Task description » Your task is to copy every line of the records below that contains "Setup".

Input data »
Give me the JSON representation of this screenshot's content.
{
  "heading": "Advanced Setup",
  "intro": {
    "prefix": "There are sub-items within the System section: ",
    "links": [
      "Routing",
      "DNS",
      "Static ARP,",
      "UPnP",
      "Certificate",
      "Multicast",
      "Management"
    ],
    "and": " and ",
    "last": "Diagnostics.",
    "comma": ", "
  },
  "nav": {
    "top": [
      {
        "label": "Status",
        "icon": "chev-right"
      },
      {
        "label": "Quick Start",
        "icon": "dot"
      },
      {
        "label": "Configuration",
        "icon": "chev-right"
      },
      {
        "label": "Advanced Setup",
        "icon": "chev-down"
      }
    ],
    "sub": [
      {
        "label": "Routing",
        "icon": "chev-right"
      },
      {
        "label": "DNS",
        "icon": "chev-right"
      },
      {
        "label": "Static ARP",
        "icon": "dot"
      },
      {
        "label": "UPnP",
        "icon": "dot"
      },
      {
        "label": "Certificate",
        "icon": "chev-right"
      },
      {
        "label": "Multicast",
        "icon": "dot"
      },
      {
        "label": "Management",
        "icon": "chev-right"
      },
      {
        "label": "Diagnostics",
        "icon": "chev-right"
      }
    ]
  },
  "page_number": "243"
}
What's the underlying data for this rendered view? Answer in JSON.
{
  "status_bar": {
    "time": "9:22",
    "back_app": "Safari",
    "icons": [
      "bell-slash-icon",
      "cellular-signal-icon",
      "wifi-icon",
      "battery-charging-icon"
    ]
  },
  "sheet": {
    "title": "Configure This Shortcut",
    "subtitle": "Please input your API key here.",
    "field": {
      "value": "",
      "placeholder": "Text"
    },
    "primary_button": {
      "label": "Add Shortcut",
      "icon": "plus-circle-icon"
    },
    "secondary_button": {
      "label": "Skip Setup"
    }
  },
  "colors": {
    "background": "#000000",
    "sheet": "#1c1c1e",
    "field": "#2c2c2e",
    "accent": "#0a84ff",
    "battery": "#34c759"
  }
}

Solution to this exercise »
  "heading": "Advanced Setup",
        "label": "Advanced Setup",
      "label": "Skip Setup"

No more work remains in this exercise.